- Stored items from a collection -
####
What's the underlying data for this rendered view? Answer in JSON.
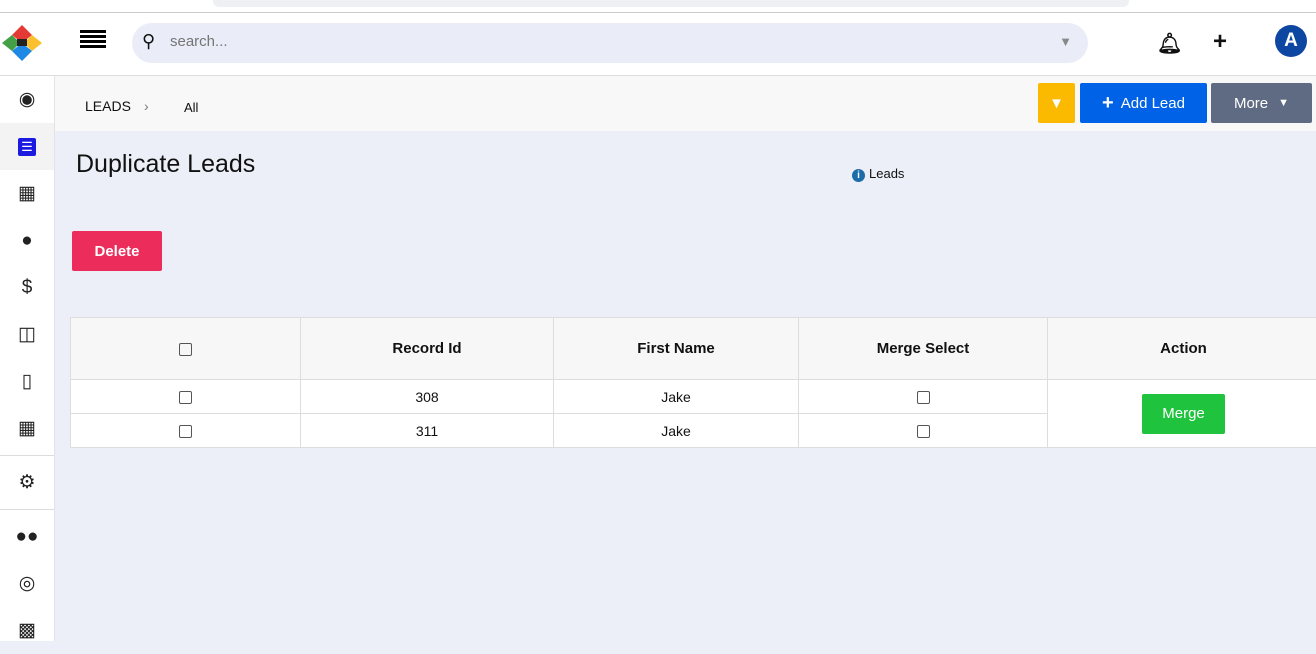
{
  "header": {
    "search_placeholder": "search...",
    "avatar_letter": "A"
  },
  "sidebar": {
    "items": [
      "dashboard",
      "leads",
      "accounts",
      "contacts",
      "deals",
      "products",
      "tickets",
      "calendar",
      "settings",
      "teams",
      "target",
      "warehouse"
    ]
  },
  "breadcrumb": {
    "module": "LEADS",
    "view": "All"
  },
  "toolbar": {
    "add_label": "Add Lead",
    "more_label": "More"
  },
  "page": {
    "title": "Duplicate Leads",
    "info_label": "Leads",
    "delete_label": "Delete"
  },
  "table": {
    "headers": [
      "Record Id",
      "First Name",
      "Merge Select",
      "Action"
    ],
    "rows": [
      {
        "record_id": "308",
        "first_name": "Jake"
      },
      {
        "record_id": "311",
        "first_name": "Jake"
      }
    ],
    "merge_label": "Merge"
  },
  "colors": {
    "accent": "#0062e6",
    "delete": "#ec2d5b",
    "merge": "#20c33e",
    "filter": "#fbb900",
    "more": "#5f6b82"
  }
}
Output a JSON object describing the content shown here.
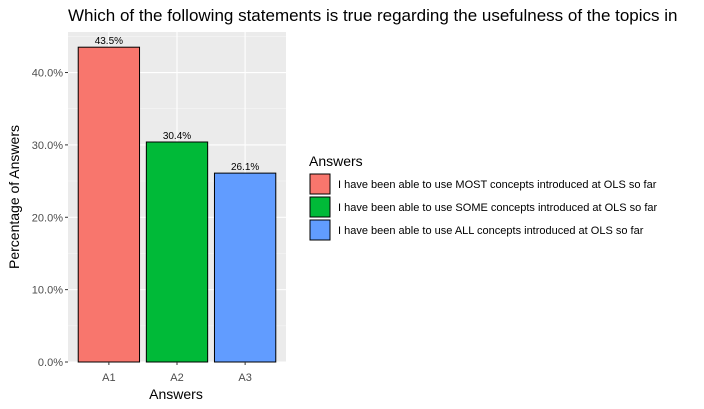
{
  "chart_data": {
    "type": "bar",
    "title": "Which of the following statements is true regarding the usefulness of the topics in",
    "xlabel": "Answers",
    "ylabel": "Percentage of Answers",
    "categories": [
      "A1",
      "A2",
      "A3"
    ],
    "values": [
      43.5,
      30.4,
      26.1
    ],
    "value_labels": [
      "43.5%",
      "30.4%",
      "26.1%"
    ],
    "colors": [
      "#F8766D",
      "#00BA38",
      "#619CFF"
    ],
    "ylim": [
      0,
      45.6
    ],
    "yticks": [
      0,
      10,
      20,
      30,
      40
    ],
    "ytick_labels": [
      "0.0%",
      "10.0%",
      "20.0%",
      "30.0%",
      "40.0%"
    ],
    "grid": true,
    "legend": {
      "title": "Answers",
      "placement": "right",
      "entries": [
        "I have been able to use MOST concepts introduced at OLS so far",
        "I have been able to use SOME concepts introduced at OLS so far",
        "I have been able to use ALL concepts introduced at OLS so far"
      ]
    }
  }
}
####
Return every line of the records exactly as given, pictures excluded.

What's the underlying data for this rendered view? Answer in JSON.
{
  "header": {
    "search_placeholder": "search...",
    "avatar_letter": "A"
  },
  "sidebar": {
    "items": [
      "dashboard",
      "leads",
      "accounts",
      "contacts",
      "deals",
      "products",
      "tickets",
      "calendar",
      "settings",
      "teams",
      "target",
      "warehouse"
    ]
  },
  "breadcrumb": {
    "module": "LEADS",
    "view": "All"
  },
  "toolbar": {
    "add_label": "Add Lead",
    "more_label": "More"
  },
  "page": {
    "title": "Duplicate Leads",
    "info_label": "Leads",
    "delete_label": "Delete"
  },
  "table": {
    "headers": [
      "Record Id",
      "First Name",
      "Merge Select",
      "Action"
    ],
    "rows": [
      {
        "record_id": "308",
        "first_name": "Jake"
      },
      {
        "record_id": "311",
        "first_name": "Jake"
      }
    ],
    "merge_label": "Merge"
  },
  "colors": {
    "accent": "#0062e6",
    "delete": "#ec2d5b",
    "merge": "#20c33e",
    "filter": "#fbb900",
    "more": "#5f6b82"
  }
}
Output a JSON object describing the content shown here.
{
  "chart_data": {
    "type": "bar",
    "title": "Which of the following statements is true regarding the usefulness of the topics in",
    "xlabel": "Answers",
    "ylabel": "Percentage of Answers",
    "categories": [
      "A1",
      "A2",
      "A3"
    ],
    "values": [
      43.5,
      30.4,
      26.1
    ],
    "value_labels": [
      "43.5%",
      "30.4%",
      "26.1%"
    ],
    "colors": [
      "#F8766D",
      "#00BA38",
      "#619CFF"
    ],
    "ylim": [
      0,
      45.6
    ],
    "yticks": [
      0,
      10,
      20,
      30,
      40
    ],
    "ytick_labels": [
      "0.0%",
      "10.0%",
      "20.0%",
      "30.0%",
      "40.0%"
    ],
    "grid": true,
    "legend": {
      "title": "Answers",
      "placement": "right",
      "entries": [
        "I have been able to use MOST concepts introduced at OLS so far",
        "I have been able to use SOME concepts introduced at OLS so far",
        "I have been able to use ALL concepts introduced at OLS so far"
      ]
    }
  }
}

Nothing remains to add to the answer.